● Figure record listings
□ □ □ □ □ □ □

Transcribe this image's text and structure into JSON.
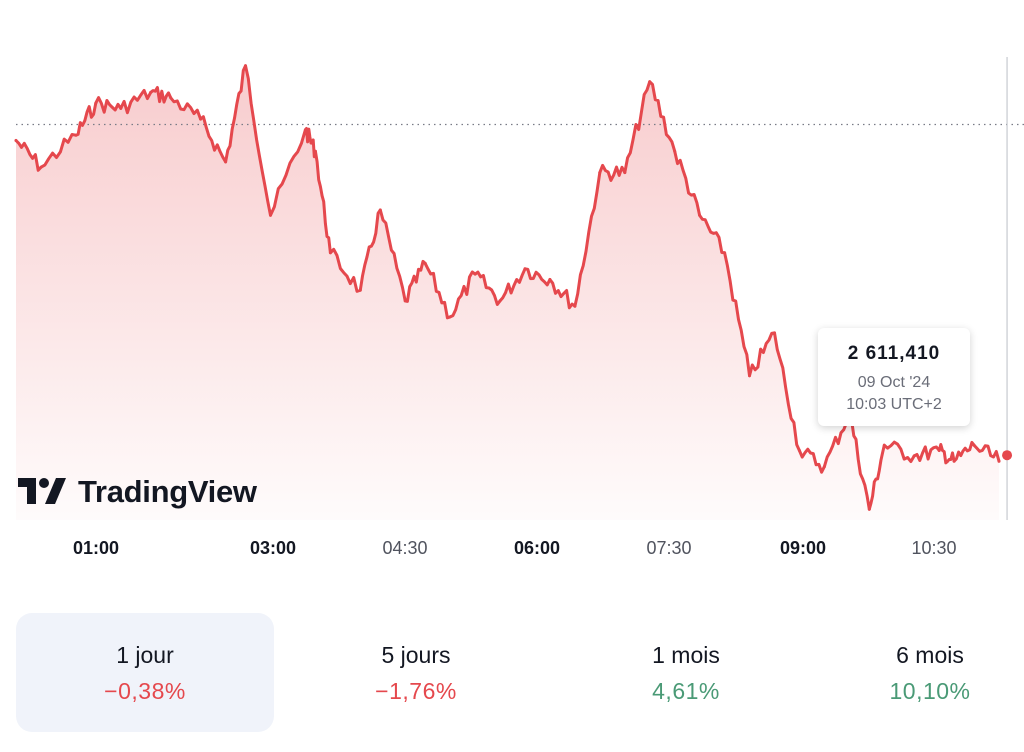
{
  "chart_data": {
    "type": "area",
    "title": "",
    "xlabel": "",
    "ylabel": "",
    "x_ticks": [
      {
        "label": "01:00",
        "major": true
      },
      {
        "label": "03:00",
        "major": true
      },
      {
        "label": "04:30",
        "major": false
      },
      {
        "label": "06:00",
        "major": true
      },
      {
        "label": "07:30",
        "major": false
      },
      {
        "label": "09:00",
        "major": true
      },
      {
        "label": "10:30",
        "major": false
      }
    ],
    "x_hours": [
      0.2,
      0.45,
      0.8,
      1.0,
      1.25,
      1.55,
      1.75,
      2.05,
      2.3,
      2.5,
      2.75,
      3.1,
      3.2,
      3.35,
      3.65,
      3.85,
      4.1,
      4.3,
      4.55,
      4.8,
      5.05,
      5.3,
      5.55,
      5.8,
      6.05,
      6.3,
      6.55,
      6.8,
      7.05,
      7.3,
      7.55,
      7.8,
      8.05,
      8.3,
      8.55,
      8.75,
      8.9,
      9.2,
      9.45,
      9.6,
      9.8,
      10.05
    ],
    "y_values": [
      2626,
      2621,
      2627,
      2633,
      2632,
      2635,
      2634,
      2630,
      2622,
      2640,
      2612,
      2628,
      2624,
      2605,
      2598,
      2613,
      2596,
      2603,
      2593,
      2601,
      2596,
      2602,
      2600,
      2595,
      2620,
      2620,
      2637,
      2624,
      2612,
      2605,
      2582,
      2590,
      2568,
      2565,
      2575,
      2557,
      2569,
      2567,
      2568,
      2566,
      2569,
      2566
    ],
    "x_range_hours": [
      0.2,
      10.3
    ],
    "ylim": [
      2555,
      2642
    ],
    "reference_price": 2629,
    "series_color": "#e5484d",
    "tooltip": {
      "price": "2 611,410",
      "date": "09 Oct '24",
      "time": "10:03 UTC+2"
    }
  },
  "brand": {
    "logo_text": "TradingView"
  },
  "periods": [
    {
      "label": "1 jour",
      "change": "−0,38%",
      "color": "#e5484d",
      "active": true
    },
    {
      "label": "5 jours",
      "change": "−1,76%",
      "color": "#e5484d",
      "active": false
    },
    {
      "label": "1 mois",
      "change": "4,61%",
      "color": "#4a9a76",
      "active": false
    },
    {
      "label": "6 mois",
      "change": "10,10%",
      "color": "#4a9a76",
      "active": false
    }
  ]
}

□ □ □ □ □ □ □

● EXERCISE BRIEF
Leaving all pictures aside, quote each record exactly.

● FINAL ANSWER
Transcribe this image's text and structure into JSON.
{
  "chart_data": {
    "type": "area",
    "title": "",
    "xlabel": "",
    "ylabel": "",
    "x_ticks": [
      {
        "label": "01:00",
        "major": true
      },
      {
        "label": "03:00",
        "major": true
      },
      {
        "label": "04:30",
        "major": false
      },
      {
        "label": "06:00",
        "major": true
      },
      {
        "label": "07:30",
        "major": false
      },
      {
        "label": "09:00",
        "major": true
      },
      {
        "label": "10:30",
        "major": false
      }
    ],
    "x_hours": [
      0.2,
      0.45,
      0.8,
      1.0,
      1.25,
      1.55,
      1.75,
      2.05,
      2.3,
      2.5,
      2.75,
      3.1,
      3.2,
      3.35,
      3.65,
      3.85,
      4.1,
      4.3,
      4.55,
      4.8,
      5.05,
      5.3,
      5.55,
      5.8,
      6.05,
      6.3,
      6.55,
      6.8,
      7.05,
      7.3,
      7.55,
      7.8,
      8.05,
      8.3,
      8.55,
      8.75,
      8.9,
      9.2,
      9.45,
      9.6,
      9.8,
      10.05
    ],
    "y_values": [
      2626,
      2621,
      2627,
      2633,
      2632,
      2635,
      2634,
      2630,
      2622,
      2640,
      2612,
      2628,
      2624,
      2605,
      2598,
      2613,
      2596,
      2603,
      2593,
      2601,
      2596,
      2602,
      2600,
      2595,
      2620,
      2620,
      2637,
      2624,
      2612,
      2605,
      2582,
      2590,
      2568,
      2565,
      2575,
      2557,
      2569,
      2567,
      2568,
      2566,
      2569,
      2566
    ],
    "x_range_hours": [
      0.2,
      10.3
    ],
    "ylim": [
      2555,
      2642
    ],
    "reference_price": 2629,
    "series_color": "#e5484d",
    "tooltip": {
      "price": "2 611,410",
      "date": "09 Oct '24",
      "time": "10:03 UTC+2"
    }
  },
  "brand": {
    "logo_text": "TradingView"
  },
  "periods": [
    {
      "label": "1 jour",
      "change": "−0,38%",
      "color": "#e5484d",
      "active": true
    },
    {
      "label": "5 jours",
      "change": "−1,76%",
      "color": "#e5484d",
      "active": false
    },
    {
      "label": "1 mois",
      "change": "4,61%",
      "color": "#4a9a76",
      "active": false
    },
    {
      "label": "6 mois",
      "change": "10,10%",
      "color": "#4a9a76",
      "active": false
    }
  ]
}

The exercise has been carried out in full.